_Stated goal:_ Copy each line below that includes "orta".

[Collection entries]
>> start

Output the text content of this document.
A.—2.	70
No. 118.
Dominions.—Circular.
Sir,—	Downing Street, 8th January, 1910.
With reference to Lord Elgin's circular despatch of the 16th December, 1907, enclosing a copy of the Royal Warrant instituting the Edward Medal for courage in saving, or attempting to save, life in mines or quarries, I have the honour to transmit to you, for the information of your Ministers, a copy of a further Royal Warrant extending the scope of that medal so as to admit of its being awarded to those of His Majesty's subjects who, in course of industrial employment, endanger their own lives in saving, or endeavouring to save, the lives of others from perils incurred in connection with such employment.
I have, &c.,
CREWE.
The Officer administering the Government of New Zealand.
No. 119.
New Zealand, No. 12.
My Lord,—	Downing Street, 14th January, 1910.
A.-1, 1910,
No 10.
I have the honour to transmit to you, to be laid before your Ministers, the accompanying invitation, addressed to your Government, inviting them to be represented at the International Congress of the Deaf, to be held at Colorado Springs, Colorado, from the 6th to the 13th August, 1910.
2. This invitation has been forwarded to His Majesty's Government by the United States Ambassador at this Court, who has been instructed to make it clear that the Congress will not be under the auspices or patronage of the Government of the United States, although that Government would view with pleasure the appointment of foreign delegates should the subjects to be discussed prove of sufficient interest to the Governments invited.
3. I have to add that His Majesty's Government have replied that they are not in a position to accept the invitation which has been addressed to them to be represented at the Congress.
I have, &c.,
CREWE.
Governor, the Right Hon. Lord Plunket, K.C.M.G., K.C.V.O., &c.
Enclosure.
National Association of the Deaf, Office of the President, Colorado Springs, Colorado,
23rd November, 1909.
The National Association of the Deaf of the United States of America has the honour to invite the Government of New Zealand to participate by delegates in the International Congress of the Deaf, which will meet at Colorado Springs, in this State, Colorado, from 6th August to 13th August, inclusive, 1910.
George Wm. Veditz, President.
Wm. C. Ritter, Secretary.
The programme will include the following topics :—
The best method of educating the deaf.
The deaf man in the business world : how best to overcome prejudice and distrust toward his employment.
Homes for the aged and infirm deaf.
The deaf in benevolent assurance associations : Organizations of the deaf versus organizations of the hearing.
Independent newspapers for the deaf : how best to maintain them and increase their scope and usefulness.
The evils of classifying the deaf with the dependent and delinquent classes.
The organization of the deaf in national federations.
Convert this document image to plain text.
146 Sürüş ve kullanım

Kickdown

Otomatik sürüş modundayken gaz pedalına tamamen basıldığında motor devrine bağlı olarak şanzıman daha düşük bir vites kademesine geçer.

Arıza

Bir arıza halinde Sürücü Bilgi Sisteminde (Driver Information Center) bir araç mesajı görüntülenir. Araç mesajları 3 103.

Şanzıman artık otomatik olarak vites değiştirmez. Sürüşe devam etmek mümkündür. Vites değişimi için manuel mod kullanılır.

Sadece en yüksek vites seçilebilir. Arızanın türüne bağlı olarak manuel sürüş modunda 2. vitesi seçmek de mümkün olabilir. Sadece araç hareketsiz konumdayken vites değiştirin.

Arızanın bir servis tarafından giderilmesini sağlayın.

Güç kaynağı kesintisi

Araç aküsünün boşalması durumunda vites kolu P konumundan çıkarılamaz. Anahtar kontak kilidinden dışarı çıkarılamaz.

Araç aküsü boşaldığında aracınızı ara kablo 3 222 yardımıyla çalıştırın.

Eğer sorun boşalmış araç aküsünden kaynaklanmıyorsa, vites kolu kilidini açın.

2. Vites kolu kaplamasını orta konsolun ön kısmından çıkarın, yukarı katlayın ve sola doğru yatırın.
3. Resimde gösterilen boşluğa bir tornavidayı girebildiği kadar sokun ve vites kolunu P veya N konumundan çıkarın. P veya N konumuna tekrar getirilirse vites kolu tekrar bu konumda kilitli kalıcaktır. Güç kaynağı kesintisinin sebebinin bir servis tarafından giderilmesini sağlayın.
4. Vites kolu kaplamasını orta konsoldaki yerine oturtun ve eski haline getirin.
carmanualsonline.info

>> end

_Finished exercise:_
2. Vites kolu kaplamasını orta konsolun ön kısmından çıkarın, yukarı katlayın ve sola doğru yatırın.
4. Vites kolu kaplamasını orta konsoldaki yerine oturtun ve eski haline getirin.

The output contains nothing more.